## [Record extracts]
=-=-=-=-=
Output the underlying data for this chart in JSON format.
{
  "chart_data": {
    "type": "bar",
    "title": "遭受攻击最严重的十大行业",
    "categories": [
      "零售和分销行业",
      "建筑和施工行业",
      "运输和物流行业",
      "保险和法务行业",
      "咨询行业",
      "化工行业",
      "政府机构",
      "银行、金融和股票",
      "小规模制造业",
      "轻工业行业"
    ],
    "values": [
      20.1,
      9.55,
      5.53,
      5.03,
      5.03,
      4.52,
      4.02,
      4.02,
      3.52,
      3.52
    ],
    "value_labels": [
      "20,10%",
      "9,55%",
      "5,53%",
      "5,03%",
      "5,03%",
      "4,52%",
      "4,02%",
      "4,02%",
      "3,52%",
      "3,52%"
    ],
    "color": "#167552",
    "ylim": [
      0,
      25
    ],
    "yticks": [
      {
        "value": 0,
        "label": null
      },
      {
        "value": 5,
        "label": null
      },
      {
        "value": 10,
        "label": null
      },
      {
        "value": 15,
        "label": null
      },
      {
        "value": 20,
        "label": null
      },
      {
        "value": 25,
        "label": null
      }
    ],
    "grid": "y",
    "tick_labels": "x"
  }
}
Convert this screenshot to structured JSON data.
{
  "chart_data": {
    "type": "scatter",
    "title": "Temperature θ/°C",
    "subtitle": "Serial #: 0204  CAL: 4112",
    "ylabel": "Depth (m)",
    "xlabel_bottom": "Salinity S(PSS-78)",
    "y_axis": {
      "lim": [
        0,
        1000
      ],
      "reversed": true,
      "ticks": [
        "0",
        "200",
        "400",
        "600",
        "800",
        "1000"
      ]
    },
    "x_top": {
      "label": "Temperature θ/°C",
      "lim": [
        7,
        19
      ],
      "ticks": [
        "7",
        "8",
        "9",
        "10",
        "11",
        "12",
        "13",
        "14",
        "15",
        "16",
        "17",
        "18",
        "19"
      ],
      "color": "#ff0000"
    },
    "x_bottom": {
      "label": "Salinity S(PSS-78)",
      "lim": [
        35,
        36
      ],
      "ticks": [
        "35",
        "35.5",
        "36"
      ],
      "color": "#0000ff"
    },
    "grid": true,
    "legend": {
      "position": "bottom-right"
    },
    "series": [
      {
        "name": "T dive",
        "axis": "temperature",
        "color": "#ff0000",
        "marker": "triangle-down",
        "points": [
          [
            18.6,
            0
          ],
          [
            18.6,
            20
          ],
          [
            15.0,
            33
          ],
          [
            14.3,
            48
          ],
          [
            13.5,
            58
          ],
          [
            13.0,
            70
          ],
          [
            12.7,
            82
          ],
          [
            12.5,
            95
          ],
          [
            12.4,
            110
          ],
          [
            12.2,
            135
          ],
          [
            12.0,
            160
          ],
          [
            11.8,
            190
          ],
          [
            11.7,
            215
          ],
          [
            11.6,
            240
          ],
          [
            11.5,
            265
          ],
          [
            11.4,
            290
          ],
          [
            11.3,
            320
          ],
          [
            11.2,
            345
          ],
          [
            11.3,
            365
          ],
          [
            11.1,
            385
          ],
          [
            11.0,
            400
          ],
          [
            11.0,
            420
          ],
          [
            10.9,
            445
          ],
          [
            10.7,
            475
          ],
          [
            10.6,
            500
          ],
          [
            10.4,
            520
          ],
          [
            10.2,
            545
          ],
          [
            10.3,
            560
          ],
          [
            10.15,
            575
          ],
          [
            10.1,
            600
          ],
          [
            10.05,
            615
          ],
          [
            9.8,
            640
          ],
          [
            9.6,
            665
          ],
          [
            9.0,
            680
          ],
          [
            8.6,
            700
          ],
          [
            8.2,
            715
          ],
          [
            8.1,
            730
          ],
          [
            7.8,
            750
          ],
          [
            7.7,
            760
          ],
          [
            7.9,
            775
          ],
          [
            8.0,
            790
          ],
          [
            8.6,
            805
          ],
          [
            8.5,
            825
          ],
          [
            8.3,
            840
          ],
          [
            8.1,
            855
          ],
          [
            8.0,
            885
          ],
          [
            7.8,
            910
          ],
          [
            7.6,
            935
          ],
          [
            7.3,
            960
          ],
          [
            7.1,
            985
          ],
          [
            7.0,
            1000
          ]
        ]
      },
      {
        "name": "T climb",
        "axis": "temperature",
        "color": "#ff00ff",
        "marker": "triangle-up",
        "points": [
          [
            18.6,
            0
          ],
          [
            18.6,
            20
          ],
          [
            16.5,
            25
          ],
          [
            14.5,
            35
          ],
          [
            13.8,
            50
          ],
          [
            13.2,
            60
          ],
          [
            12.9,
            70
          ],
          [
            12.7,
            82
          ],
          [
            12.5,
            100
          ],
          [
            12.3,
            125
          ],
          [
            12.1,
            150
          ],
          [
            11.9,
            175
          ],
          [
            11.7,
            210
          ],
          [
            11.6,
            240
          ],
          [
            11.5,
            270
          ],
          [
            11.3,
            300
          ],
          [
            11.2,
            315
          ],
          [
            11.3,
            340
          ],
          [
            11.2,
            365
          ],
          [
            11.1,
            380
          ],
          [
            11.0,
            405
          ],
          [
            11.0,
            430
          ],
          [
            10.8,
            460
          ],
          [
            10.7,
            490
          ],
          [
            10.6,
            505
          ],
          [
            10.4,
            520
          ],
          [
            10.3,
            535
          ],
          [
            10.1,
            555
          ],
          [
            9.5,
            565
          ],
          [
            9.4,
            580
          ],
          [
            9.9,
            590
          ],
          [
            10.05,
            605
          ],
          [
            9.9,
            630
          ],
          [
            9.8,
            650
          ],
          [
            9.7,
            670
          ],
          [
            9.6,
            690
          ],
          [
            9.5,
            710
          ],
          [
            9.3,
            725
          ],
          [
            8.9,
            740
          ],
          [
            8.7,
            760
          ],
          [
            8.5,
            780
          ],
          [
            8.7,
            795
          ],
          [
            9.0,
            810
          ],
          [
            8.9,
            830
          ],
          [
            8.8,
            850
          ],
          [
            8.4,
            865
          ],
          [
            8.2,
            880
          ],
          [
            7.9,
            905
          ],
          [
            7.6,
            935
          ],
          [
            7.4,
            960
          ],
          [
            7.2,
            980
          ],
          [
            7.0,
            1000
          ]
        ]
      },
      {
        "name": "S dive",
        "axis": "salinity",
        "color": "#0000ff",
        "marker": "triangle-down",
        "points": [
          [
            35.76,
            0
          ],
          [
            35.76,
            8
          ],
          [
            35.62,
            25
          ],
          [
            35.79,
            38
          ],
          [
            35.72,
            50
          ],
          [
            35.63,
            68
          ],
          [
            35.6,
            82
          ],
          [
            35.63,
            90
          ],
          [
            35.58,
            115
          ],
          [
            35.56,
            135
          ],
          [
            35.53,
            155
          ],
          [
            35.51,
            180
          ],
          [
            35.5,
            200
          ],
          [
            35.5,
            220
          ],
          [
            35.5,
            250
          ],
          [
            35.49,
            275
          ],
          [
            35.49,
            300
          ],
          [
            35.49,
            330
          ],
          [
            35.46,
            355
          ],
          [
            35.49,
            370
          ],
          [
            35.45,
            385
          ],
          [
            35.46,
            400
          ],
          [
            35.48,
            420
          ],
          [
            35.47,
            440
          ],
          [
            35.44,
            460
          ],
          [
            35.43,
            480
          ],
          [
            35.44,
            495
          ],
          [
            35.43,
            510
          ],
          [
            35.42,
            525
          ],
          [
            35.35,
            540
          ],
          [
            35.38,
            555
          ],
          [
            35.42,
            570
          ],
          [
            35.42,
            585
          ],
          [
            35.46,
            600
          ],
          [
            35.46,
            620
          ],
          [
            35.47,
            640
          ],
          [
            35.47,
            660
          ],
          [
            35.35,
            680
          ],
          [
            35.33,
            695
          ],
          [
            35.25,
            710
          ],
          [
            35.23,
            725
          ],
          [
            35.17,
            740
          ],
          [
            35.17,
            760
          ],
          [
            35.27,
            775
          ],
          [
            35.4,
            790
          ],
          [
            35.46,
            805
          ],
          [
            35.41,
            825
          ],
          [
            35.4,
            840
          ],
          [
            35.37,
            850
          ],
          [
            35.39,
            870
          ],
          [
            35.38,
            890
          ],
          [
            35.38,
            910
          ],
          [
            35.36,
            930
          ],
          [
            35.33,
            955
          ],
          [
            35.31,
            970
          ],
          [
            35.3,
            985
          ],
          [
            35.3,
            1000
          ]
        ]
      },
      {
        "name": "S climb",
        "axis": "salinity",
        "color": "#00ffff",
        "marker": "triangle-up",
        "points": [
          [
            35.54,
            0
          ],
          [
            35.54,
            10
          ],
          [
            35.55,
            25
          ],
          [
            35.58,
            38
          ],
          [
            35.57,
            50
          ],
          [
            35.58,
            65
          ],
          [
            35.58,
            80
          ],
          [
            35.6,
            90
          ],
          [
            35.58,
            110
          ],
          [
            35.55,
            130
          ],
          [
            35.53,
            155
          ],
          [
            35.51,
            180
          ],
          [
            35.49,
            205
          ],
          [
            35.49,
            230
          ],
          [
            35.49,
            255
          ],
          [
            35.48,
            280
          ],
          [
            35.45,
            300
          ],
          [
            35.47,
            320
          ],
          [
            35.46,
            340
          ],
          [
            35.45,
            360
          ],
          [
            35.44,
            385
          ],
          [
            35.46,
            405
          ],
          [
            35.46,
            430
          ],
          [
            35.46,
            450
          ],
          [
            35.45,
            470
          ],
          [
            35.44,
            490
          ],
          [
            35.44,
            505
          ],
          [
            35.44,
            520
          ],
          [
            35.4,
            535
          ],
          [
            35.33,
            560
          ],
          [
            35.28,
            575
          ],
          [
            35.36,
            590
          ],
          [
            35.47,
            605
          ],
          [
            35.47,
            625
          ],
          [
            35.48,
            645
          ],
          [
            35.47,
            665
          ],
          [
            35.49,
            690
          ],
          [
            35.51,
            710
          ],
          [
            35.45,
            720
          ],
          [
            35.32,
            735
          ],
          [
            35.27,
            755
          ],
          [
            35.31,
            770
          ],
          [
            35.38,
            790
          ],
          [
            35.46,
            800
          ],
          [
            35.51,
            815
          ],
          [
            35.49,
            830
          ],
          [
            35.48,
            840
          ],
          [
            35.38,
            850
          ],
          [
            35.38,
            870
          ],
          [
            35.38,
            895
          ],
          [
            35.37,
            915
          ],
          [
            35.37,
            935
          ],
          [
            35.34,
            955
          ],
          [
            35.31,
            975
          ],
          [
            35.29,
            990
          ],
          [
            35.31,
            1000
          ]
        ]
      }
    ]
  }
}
=-=-=-=-=
## [Aim]
Only a number is wanted here: how many lines in the data above include the string "name"?

## [Task output]
4